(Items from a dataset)
# # # #

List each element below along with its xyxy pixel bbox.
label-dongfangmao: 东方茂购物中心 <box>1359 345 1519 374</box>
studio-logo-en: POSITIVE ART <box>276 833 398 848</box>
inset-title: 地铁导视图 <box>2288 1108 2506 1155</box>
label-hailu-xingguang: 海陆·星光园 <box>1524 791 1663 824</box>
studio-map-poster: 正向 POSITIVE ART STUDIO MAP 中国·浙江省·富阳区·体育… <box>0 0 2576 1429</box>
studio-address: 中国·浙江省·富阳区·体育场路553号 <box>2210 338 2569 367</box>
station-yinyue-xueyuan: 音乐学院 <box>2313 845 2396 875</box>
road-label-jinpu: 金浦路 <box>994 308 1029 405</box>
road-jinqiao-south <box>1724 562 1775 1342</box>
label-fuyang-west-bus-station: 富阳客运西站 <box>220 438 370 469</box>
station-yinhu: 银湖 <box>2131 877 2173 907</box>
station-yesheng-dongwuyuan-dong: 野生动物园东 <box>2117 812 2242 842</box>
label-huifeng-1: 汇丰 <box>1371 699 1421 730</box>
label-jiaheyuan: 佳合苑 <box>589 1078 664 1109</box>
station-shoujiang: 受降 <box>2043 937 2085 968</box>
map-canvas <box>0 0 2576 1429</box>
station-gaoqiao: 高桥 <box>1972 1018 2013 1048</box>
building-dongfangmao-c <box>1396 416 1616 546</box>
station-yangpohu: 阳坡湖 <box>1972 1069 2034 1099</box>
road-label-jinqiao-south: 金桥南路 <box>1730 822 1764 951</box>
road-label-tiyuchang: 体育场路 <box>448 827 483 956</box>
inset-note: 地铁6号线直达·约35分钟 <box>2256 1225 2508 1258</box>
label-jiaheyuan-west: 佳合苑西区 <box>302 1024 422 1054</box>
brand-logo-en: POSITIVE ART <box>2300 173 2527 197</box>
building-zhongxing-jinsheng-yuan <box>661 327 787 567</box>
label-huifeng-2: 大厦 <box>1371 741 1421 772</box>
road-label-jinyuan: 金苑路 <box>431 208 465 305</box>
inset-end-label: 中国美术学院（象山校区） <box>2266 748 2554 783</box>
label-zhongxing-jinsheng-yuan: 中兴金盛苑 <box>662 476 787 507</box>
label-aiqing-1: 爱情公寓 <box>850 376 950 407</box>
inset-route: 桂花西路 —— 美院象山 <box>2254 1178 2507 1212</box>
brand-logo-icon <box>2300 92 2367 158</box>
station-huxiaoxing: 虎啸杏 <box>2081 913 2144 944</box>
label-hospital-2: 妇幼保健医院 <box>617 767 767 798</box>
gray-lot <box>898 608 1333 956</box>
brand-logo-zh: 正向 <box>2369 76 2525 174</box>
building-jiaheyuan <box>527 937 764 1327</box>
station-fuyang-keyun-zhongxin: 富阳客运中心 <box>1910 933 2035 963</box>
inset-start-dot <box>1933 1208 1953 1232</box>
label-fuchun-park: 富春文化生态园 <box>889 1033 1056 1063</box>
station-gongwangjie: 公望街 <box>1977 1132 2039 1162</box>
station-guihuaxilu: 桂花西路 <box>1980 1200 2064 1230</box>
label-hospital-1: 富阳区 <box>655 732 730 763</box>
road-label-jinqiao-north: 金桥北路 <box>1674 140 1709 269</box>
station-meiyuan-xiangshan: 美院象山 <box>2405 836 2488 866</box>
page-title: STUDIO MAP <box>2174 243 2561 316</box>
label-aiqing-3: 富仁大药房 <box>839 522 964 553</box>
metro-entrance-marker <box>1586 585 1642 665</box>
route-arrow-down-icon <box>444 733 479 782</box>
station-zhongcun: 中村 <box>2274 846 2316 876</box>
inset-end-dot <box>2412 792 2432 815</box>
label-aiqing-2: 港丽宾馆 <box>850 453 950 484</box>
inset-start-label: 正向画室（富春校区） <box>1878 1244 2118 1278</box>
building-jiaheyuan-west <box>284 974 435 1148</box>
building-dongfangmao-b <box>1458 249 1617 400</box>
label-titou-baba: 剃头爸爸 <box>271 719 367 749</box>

# # # #

Reproduce every line of the material above, unchanged and in the same order.

(Result for this exercise)
List each element below along with its xyxy pixel bbox.
label-dongfangmao: 东方茂购物中心 <box>1359 345 1519 374</box>
studio-logo-en: POSITIVE ART <box>276 833 398 848</box>
inset-title: 地铁导视图 <box>2288 1108 2506 1155</box>
label-hailu-xingguang: 海陆·星光园 <box>1524 791 1663 824</box>
studio-map-poster: 正向 POSITIVE ART STUDIO MAP 中国·浙江省·富阳区·体育… <box>0 0 2576 1429</box>
studio-address: 中国·浙江省·富阳区·体育场路553号 <box>2210 338 2569 367</box>
station-yinyue-xueyuan: 音乐学院 <box>2313 845 2396 875</box>
road-label-jinpu: 金浦路 <box>994 308 1029 405</box>
road-jinqiao-south <box>1724 562 1775 1342</box>
label-fuyang-west-bus-station: 富阳客运西站 <box>220 438 370 469</box>
station-yinhu: 银湖 <box>2131 877 2173 907</box>
station-yesheng-dongwuyuan-dong: 野生动物园东 <box>2117 812 2242 842</box>
label-huifeng-1: 汇丰 <box>1371 699 1421 730</box>
label-jiaheyuan: 佳合苑 <box>589 1078 664 1109</box>
station-shoujiang: 受降 <box>2043 937 2085 968</box>
map-canvas <box>0 0 2576 1429</box>
station-gaoqiao: 高桥 <box>1972 1018 2013 1048</box>
building-dongfangmao-c <box>1396 416 1616 546</box>
station-yangpohu: 阳坡湖 <box>1972 1069 2034 1099</box>
road-label-jinqiao-south: 金桥南路 <box>1730 822 1764 951</box>
road-label-tiyuchang: 体育场路 <box>448 827 483 956</box>
inset-note: 地铁6号线直达·约35分钟 <box>2256 1225 2508 1258</box>
label-jiaheyuan-west: 佳合苑西区 <box>302 1024 422 1054</box>
brand-logo-en: POSITIVE ART <box>2300 173 2527 197</box>
building-zhongxing-jinsheng-yuan <box>661 327 787 567</box>
label-huifeng-2: 大厦 <box>1371 741 1421 772</box>
road-label-jinyuan: 金苑路 <box>431 208 465 305</box>
inset-end-label: 中国美术学院（象山校区） <box>2266 748 2554 783</box>
label-zhongxing-jinsheng-yuan: 中兴金盛苑 <box>662 476 787 507</box>
label-aiqing-1: 爱情公寓 <box>850 376 950 407</box>
inset-route: 桂花西路 —— 美院象山 <box>2254 1178 2507 1212</box>
brand-logo-icon <box>2300 92 2367 158</box>
station-huxiaoxing: 虎啸杏 <box>2081 913 2144 944</box>
label-hospital-2: 妇幼保健医院 <box>617 767 767 798</box>
gray-lot <box>898 608 1333 956</box>
brand-logo-zh: 正向 <box>2369 76 2525 174</box>
building-jiaheyuan <box>527 937 764 1327</box>
station-fuyang-keyun-zhongxin: 富阳客运中心 <box>1910 933 2035 963</box>
inset-start-dot <box>1933 1208 1953 1232</box>
label-fuchun-park: 富春文化生态园 <box>889 1033 1056 1063</box>
station-gongwangjie: 公望街 <box>1977 1132 2039 1162</box>
station-guihuaxilu: 桂花西路 <box>1980 1200 2064 1230</box>
label-hospital-1: 富阳区 <box>655 732 730 763</box>
road-label-jinqiao-north: 金桥北路 <box>1674 140 1709 269</box>
station-meiyuan-xiangshan: 美院象山 <box>2405 836 2488 866</box>
page-title: STUDIO MAP <box>2174 243 2561 316</box>
label-aiqing-3: 富仁大药房 <box>839 522 964 553</box>
metro-entrance-marker <box>1586 585 1642 665</box>
route-arrow-down-icon <box>444 733 479 782</box>
station-zhongcun: 中村 <box>2274 846 2316 876</box>
inset-end-dot <box>2412 792 2432 815</box>
label-aiqing-2: 港丽宾馆 <box>850 453 950 484</box>
inset-start-label: 正向画室（富春校区） <box>1878 1244 2118 1278</box>
building-jiaheyuan-west <box>284 974 435 1148</box>
building-dongfangmao-b <box>1458 249 1617 400</box>
label-titou-baba: 剃头爸爸 <box>271 719 367 749</box>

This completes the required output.